## Exercise task
Copy out each line of the data holding "Output".

_ _ _ _ _

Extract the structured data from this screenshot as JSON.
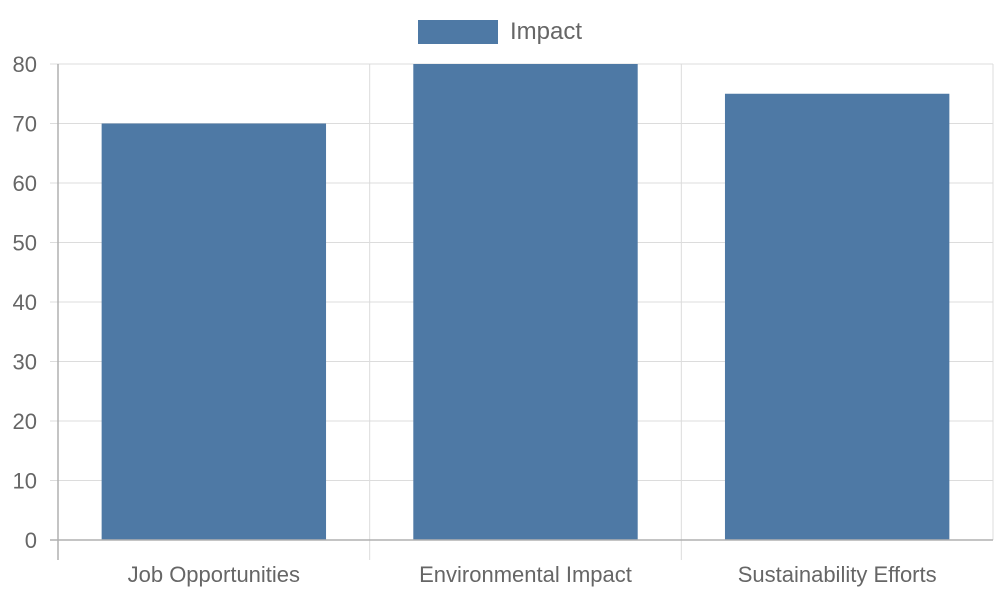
{
  "chart_data": {
    "type": "bar",
    "categories": [
      "Job Opportunities",
      "Environmental Impact",
      "Sustainability Efforts"
    ],
    "series": [
      {
        "name": "Impact",
        "values": [
          70,
          80,
          75
        ],
        "color": "#4e79a5"
      }
    ],
    "title": "",
    "xlabel": "",
    "ylabel": "",
    "ylim": [
      0,
      80
    ],
    "yticks": [
      "0",
      "10",
      "20",
      "30",
      "40",
      "50",
      "60",
      "70",
      "80"
    ],
    "grid": true,
    "legend_position": "top-center"
  }
}
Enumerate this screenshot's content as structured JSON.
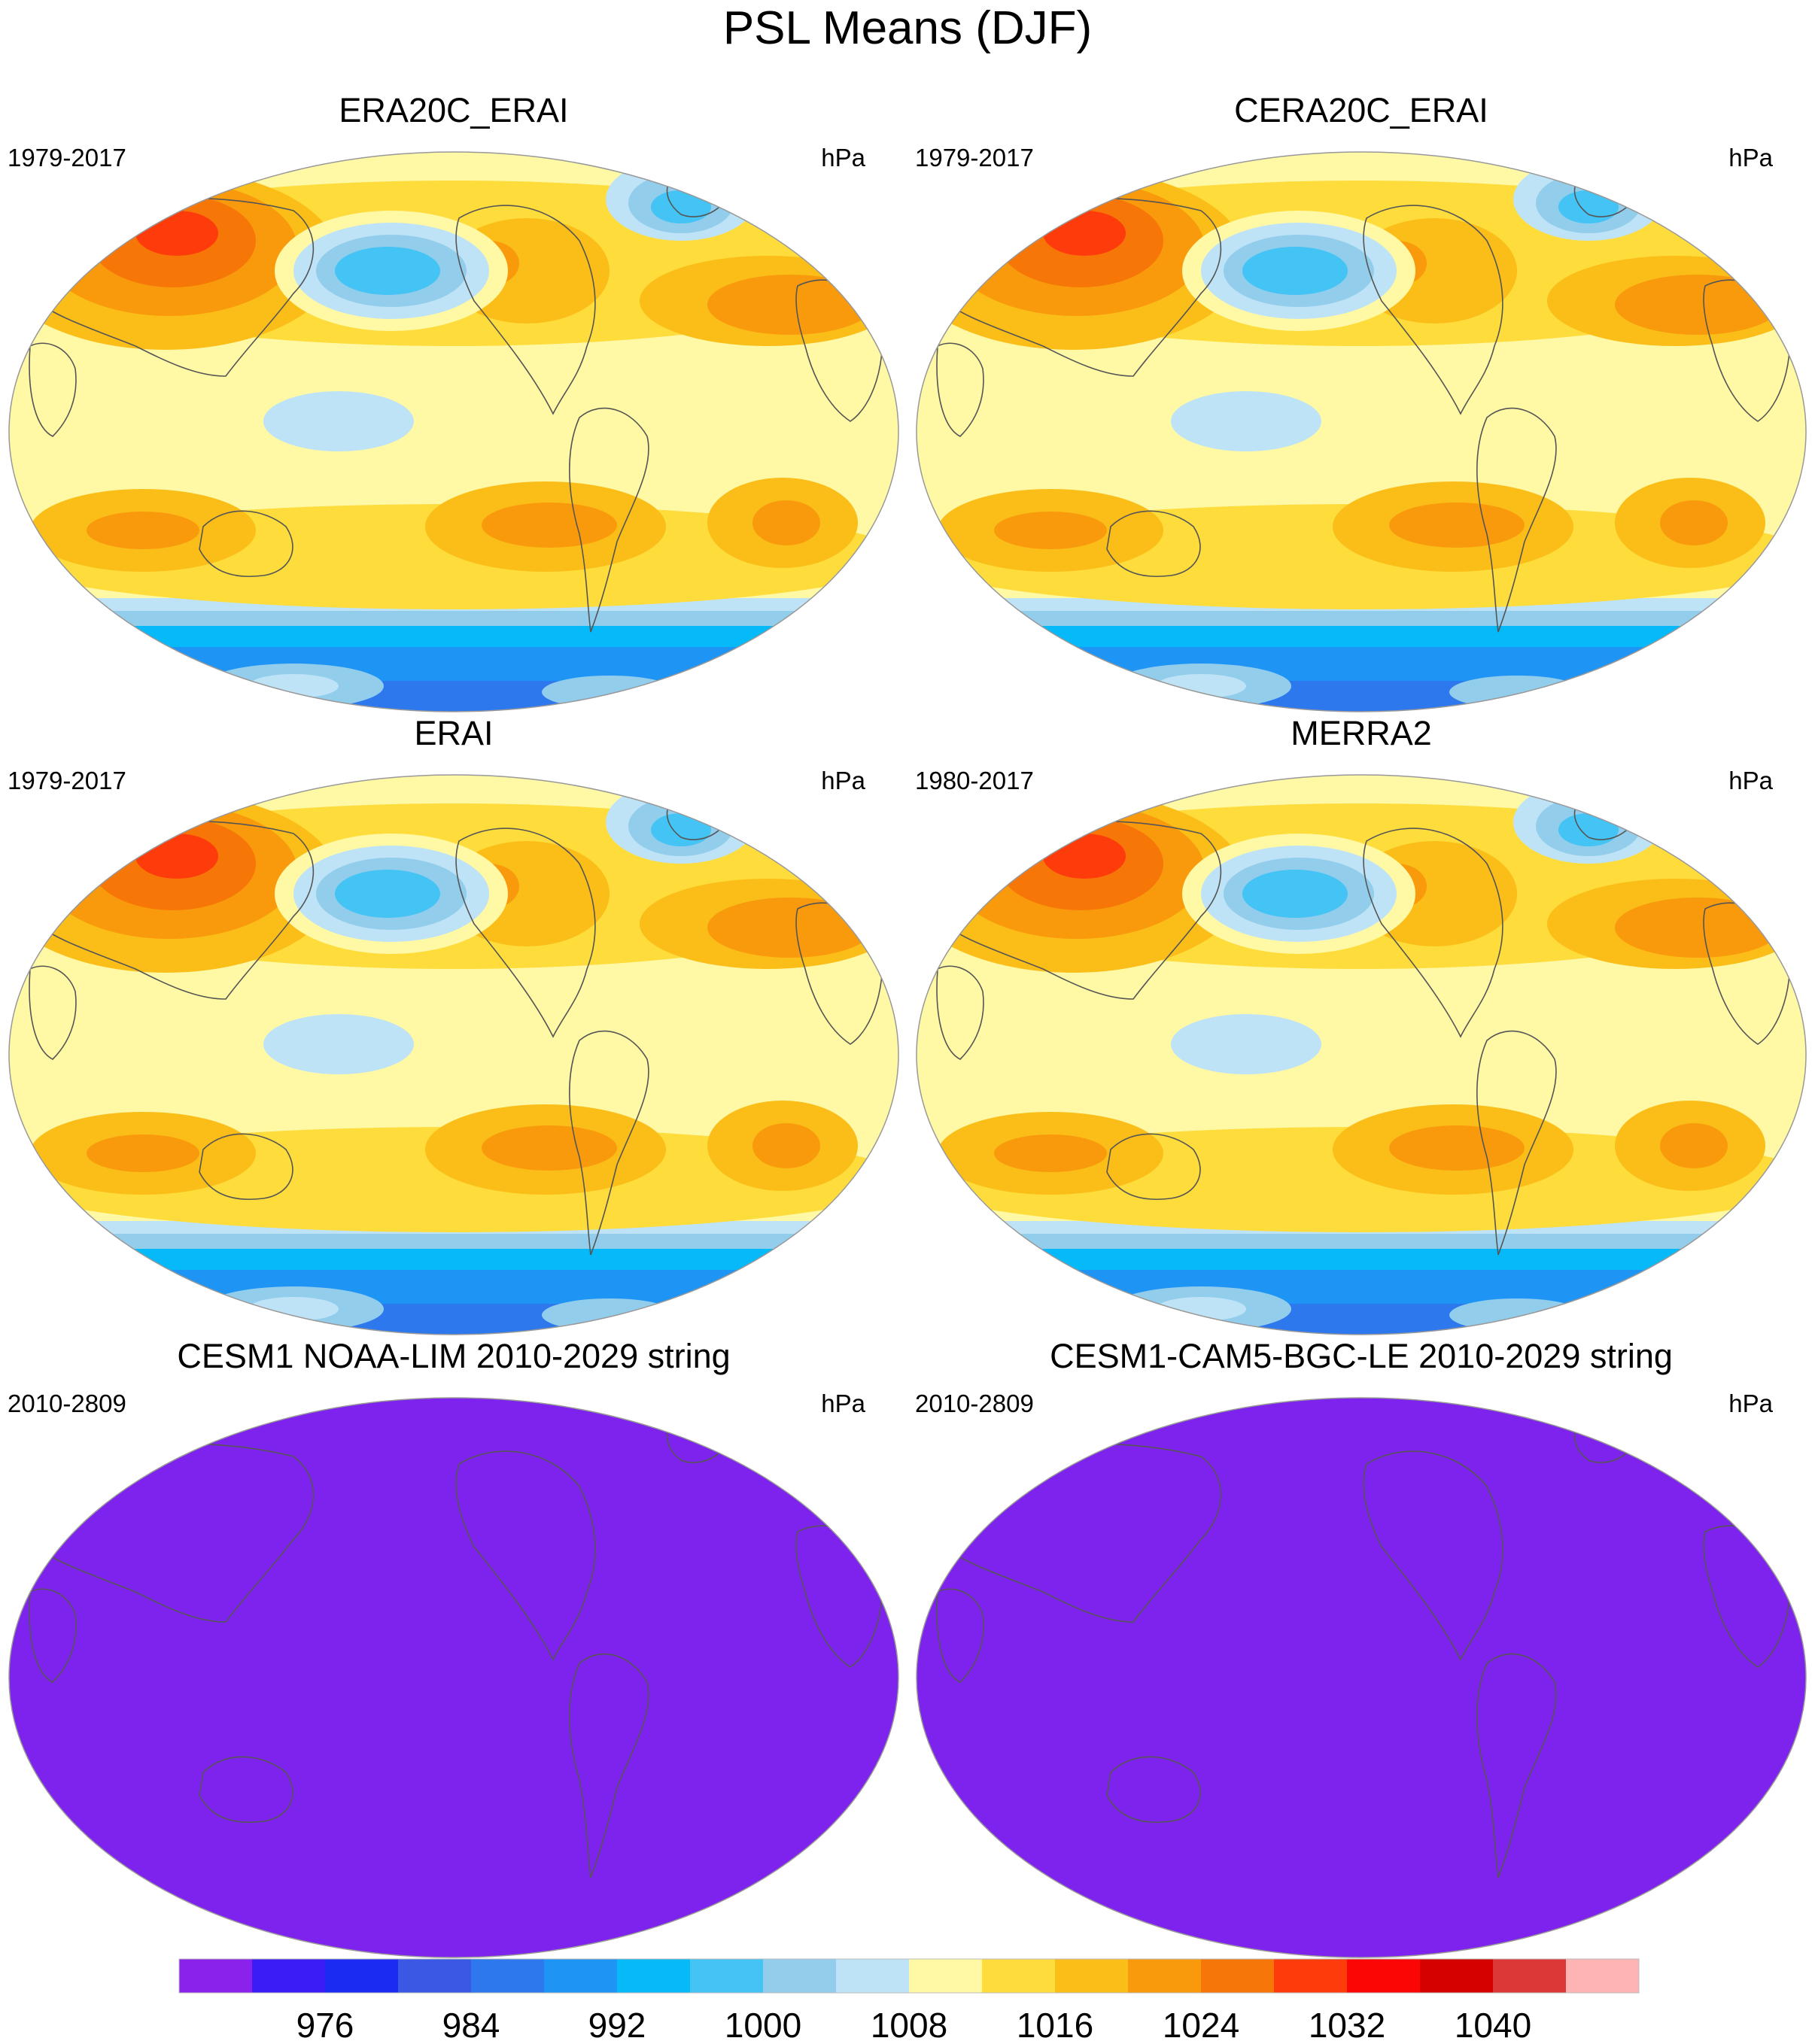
{
  "title": "PSL Means (DJF)",
  "panels": [
    {
      "title": "ERA20C_ERAI",
      "period": "1979-2017",
      "units": "hPa",
      "fill": "contours"
    },
    {
      "title": "CERA20C_ERAI",
      "period": "1979-2017",
      "units": "hPa",
      "fill": "contours"
    },
    {
      "title": "ERAI",
      "period": "1979-2017",
      "units": "hPa",
      "fill": "contours"
    },
    {
      "title": "MERRA2",
      "period": "1980-2017",
      "units": "hPa",
      "fill": "contours"
    },
    {
      "title": "CESM1 NOAA-LIM 2010-2029 string",
      "period": "2010-2809",
      "units": "hPa",
      "fill": "uniform"
    },
    {
      "title": "CESM1-CAM5-BGC-LE 2010-2029 string",
      "period": "2010-2809",
      "units": "hPa",
      "fill": "uniform"
    }
  ],
  "colorbar": {
    "colors": [
      "#8b22ec",
      "#3c1cf4",
      "#1c2bf2",
      "#3a58e3",
      "#2e78ee",
      "#1e95f4",
      "#06b9f8",
      "#44c3f5",
      "#93cdec",
      "#bfe3f6",
      "#fff8a5",
      "#fddc3c",
      "#fbbd17",
      "#f99a0d",
      "#f77608",
      "#fe3c0b",
      "#fc0505",
      "#d50000",
      "#dd3838",
      "#feb4b4"
    ],
    "labels": [
      "976",
      "984",
      "992",
      "1000",
      "1008",
      "1016",
      "1024",
      "1032",
      "1040"
    ]
  },
  "map_style": {
    "ocean_base": "#fff8a5",
    "uniform_fill": "#7e22ed",
    "coast_color": "#555555"
  }
}
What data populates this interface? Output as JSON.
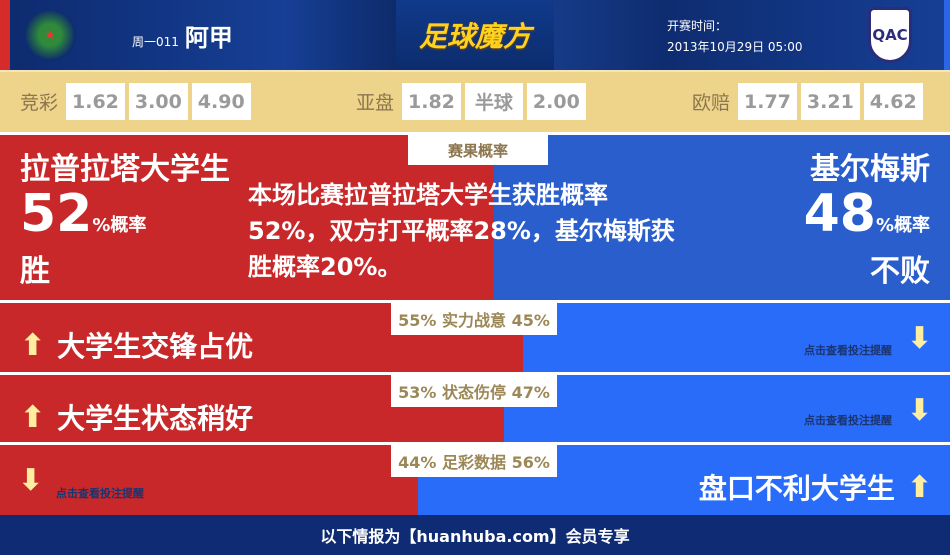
{
  "header": {
    "match_no": "周一011",
    "league": "阿甲",
    "brand": "足球魔方",
    "time_label": "开赛时间：",
    "time_value": "2013年10月29日 05:00",
    "away_logo_text": "QAC"
  },
  "odds": [
    {
      "label": "竞彩",
      "values": [
        "1.62",
        "3.00",
        "4.90"
      ]
    },
    {
      "label": "亚盘",
      "values": [
        "1.82",
        "半球",
        "2.00"
      ]
    },
    {
      "label": "欧赔",
      "values": [
        "1.77",
        "3.21",
        "4.62"
      ]
    }
  ],
  "result": {
    "tag": "赛果概率",
    "home_name": "拉普拉塔大学生",
    "home_pct": 52,
    "pct_suffix": "%概率",
    "home_result": "胜",
    "away_name": "基尔梅斯",
    "away_pct": 48,
    "away_result": "不败",
    "summary": "本场比赛拉普拉塔大学生获胜概率52%，双方打平概率28%，基尔梅斯获胜概率20%。"
  },
  "rows": [
    {
      "tag": "55% 实力战意 45%",
      "home": 55,
      "text": "大学生交锋占优",
      "side": "home",
      "arrow": "up",
      "hint": "点击查看投注提醒",
      "hint_arrow": "down"
    },
    {
      "tag": "53% 状态伤停 47%",
      "home": 53,
      "text": "大学生状态稍好",
      "side": "home",
      "arrow": "up",
      "hint": "点击查看投注提醒",
      "hint_arrow": "down"
    },
    {
      "tag": "44% 足彩数据 56%",
      "home": 44,
      "text": "盘口不利大学生",
      "side": "away",
      "arrow": "up",
      "hint": "点击查看投注提醒",
      "hint_arrow": "down"
    }
  ],
  "footer": "以下情报为【huanhuba.com】会员专享",
  "colors": {
    "home": "#c9282a",
    "away": "#2a6cfa",
    "header": "#0f2b73",
    "odds_bg": "#edd48a"
  }
}
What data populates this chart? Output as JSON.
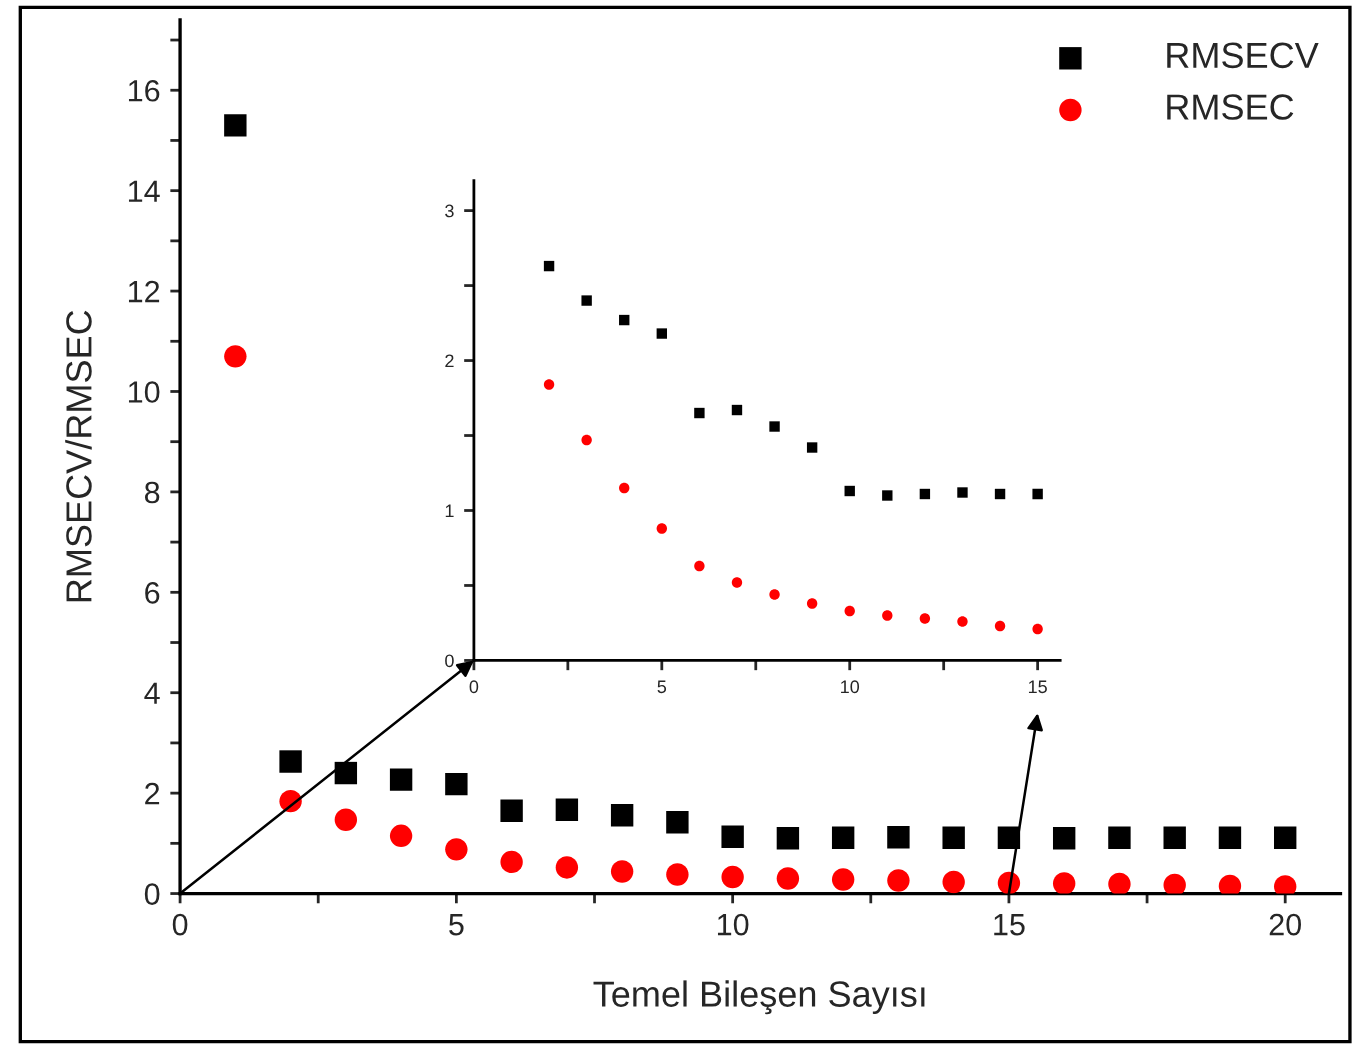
{
  "chart_data": [
    {
      "type": "scatter",
      "xlabel": "Temel Bileşen Sayısı",
      "ylabel": "RMSECV/RMSEC",
      "x": [
        1,
        2,
        3,
        4,
        5,
        6,
        7,
        8,
        9,
        10,
        11,
        12,
        13,
        14,
        15,
        16,
        17,
        18,
        19,
        20
      ],
      "series": [
        {
          "name": "RMSECV",
          "color": "#000000",
          "marker": "square",
          "values": [
            15.3,
            2.63,
            2.4,
            2.27,
            2.18,
            1.65,
            1.67,
            1.56,
            1.42,
            1.13,
            1.1,
            1.11,
            1.12,
            1.11,
            1.11,
            1.1,
            1.11,
            1.11,
            1.11,
            1.11
          ]
        },
        {
          "name": "RMSEC",
          "color": "#ff0000",
          "marker": "circle",
          "values": [
            10.7,
            1.84,
            1.47,
            1.15,
            0.88,
            0.63,
            0.52,
            0.44,
            0.38,
            0.33,
            0.3,
            0.28,
            0.26,
            0.23,
            0.21,
            0.2,
            0.19,
            0.17,
            0.15,
            0.14
          ]
        }
      ],
      "xlim": [
        0,
        21
      ],
      "ylim": [
        0,
        17.4
      ],
      "xticks": [
        0,
        {
          "value": 2.5,
          "label": null
        },
        5,
        {
          "value": 7.5,
          "label": null
        },
        10,
        {
          "value": 12.5,
          "label": null
        },
        15,
        {
          "value": 17.5,
          "label": null
        },
        20
      ],
      "yticks": [
        0,
        {
          "value": 1,
          "label": null
        },
        2,
        {
          "value": 3,
          "label": null
        },
        4,
        {
          "value": 5,
          "label": null
        },
        6,
        {
          "value": 7,
          "label": null
        },
        8,
        {
          "value": 9,
          "label": null
        },
        10,
        {
          "value": 11,
          "label": null
        },
        12,
        {
          "value": 13,
          "label": null
        },
        14,
        {
          "value": 15,
          "label": null
        },
        16,
        {
          "value": 17,
          "label": null
        }
      ],
      "legend": "top right",
      "grid": false
    },
    {
      "type": "scatter",
      "x": [
        2,
        3,
        4,
        5,
        6,
        7,
        8,
        9,
        10,
        11,
        12,
        13,
        14,
        15
      ],
      "series": [
        {
          "color": "#000000",
          "marker": "square",
          "values": [
            2.63,
            2.4,
            2.27,
            2.18,
            1.65,
            1.67,
            1.56,
            1.42,
            1.13,
            1.1,
            1.11,
            1.12,
            1.11,
            1.11
          ]
        },
        {
          "color": "#ff0000",
          "marker": "circle",
          "values": [
            1.84,
            1.47,
            1.15,
            0.88,
            0.63,
            0.52,
            0.44,
            0.38,
            0.33,
            0.3,
            0.28,
            0.26,
            0.23,
            0.21
          ]
        }
      ],
      "xlim": [
        0,
        15.6
      ],
      "ylim": [
        0,
        3.2
      ],
      "xticks": [
        0,
        {
          "value": 2.5,
          "label": null
        },
        5,
        {
          "value": 7.5,
          "label": null
        },
        10,
        {
          "value": 12.5,
          "label": null
        },
        15
      ],
      "yticks": [
        0,
        {
          "value": 0.5,
          "label": null
        },
        1,
        {
          "value": 1.5,
          "label": null
        },
        2,
        {
          "value": 2.5,
          "label": null
        },
        3
      ],
      "grid": false
    }
  ]
}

_ _ _ _ _

## Complete answer
What data populates this interface? Output as JSON.
What data populates this chart? Output as JSON.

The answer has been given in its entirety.